Given task
Scan the lines below for "牢记使命"; report the number of lines that contain it, and only that.

Input rows
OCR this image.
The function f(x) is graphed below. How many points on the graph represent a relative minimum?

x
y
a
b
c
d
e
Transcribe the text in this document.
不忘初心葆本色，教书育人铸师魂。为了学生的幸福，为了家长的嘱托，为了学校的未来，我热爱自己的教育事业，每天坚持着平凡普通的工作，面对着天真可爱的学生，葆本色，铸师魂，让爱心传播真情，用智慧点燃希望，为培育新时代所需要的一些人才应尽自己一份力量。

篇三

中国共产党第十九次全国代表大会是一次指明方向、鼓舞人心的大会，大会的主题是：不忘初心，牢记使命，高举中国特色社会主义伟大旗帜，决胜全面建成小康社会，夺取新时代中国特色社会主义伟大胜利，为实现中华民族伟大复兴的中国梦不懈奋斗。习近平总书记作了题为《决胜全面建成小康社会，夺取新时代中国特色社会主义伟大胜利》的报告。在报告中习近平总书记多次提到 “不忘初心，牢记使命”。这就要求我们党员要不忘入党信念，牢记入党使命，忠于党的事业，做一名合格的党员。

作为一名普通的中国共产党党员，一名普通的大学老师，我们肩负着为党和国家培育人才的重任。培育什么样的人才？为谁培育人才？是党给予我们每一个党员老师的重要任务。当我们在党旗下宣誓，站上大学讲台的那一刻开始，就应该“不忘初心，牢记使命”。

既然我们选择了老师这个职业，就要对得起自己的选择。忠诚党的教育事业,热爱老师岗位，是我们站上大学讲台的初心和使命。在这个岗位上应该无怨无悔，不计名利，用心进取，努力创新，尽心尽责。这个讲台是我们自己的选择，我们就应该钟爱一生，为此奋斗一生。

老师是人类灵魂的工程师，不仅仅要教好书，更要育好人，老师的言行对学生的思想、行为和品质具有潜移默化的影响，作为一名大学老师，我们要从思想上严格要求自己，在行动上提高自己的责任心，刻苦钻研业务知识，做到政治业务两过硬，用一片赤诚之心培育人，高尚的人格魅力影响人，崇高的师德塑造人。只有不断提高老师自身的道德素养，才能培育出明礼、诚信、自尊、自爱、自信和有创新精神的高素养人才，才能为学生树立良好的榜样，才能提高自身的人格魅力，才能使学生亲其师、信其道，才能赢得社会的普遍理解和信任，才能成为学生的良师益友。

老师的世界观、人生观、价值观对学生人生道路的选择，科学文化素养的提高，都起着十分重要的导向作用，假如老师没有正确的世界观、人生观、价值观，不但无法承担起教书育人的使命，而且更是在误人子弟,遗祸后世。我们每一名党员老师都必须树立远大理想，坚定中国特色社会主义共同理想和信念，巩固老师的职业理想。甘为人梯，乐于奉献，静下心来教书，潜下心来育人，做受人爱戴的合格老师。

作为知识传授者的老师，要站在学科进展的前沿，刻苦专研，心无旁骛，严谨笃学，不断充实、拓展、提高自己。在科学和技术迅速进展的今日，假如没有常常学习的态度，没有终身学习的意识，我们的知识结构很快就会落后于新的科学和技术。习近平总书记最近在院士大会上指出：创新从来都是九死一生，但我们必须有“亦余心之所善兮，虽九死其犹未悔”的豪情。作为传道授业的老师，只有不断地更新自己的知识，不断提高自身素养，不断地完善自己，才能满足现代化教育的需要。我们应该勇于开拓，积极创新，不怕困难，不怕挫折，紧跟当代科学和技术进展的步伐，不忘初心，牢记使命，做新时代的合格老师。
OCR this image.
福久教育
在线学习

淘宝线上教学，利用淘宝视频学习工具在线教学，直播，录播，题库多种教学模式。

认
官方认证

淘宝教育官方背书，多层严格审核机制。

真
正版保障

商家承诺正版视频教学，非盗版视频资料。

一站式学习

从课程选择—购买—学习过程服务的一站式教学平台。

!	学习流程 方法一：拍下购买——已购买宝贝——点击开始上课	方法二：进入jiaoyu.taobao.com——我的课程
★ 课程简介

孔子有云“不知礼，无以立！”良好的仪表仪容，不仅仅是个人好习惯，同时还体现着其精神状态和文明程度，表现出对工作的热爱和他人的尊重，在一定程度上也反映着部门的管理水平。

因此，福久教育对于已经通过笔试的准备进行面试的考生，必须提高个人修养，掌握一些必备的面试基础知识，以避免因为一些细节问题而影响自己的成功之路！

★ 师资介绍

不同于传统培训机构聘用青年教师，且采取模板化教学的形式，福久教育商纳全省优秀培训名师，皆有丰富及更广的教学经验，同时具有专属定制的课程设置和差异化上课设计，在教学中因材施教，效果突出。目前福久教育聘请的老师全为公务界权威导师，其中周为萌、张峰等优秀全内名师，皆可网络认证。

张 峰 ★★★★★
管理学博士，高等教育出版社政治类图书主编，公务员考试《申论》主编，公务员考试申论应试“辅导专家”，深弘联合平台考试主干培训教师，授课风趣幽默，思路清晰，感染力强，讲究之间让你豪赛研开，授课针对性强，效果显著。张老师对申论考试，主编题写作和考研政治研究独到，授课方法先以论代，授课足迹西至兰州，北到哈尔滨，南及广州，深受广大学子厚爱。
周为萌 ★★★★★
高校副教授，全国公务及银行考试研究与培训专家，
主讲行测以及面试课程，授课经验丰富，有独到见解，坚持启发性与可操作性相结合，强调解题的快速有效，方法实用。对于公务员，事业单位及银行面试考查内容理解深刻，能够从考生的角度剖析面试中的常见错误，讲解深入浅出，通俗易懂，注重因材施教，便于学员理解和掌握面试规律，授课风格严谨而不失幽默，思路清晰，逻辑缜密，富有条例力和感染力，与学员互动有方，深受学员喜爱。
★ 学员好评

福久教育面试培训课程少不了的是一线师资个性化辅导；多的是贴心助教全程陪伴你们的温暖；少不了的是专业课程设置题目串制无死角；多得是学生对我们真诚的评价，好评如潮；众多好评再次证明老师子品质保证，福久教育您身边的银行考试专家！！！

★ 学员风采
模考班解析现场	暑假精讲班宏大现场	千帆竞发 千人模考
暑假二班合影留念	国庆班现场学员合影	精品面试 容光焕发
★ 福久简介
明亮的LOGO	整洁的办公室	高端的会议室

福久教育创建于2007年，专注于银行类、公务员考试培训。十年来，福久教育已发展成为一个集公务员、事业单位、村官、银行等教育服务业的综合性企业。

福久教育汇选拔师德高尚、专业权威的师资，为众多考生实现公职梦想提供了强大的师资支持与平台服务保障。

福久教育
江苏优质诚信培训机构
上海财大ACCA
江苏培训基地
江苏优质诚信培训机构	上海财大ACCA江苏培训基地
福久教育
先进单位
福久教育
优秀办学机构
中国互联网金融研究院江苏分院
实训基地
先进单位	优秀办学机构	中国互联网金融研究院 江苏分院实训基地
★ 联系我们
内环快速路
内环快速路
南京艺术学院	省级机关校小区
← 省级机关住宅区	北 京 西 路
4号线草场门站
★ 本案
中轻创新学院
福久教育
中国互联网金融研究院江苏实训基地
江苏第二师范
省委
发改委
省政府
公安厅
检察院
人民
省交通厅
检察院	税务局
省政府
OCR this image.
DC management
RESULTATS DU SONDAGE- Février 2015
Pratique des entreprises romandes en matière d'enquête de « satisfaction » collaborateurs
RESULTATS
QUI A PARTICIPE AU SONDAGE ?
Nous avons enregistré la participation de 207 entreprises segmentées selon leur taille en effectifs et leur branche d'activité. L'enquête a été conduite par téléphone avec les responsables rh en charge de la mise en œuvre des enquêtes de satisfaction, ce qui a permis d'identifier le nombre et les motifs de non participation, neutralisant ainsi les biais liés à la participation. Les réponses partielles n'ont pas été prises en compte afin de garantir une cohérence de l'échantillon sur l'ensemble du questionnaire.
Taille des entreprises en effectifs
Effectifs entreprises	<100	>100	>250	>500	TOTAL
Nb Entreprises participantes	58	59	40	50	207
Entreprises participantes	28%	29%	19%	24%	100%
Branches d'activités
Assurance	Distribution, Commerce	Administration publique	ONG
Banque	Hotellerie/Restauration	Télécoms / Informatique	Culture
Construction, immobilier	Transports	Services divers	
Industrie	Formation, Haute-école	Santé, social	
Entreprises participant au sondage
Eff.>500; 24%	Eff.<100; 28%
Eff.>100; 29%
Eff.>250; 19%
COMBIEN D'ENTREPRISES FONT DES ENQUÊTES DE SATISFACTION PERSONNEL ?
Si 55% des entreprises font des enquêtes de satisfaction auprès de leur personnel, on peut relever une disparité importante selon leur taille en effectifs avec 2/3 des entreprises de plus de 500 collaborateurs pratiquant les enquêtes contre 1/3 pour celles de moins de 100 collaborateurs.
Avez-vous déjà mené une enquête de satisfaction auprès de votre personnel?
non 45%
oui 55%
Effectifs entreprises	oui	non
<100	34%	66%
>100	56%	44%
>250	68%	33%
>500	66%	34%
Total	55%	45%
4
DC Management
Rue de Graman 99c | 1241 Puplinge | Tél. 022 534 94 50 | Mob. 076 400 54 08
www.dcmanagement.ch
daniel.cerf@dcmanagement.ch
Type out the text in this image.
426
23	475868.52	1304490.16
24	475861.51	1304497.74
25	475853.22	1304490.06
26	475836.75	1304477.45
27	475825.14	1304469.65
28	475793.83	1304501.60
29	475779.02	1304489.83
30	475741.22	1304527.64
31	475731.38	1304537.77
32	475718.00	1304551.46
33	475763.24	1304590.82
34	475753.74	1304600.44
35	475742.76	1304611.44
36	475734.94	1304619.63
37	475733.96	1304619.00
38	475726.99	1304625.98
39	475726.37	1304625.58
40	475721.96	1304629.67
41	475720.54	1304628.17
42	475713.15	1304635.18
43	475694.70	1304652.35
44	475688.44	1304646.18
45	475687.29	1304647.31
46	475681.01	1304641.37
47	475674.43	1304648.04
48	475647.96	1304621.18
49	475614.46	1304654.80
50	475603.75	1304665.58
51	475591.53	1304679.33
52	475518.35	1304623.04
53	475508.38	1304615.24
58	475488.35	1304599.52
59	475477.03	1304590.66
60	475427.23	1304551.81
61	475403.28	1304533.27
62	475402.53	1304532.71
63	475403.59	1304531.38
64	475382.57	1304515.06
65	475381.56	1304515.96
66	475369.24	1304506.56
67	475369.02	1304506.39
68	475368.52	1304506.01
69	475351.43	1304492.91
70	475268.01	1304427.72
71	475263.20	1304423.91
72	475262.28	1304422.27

Reply to the exercise
3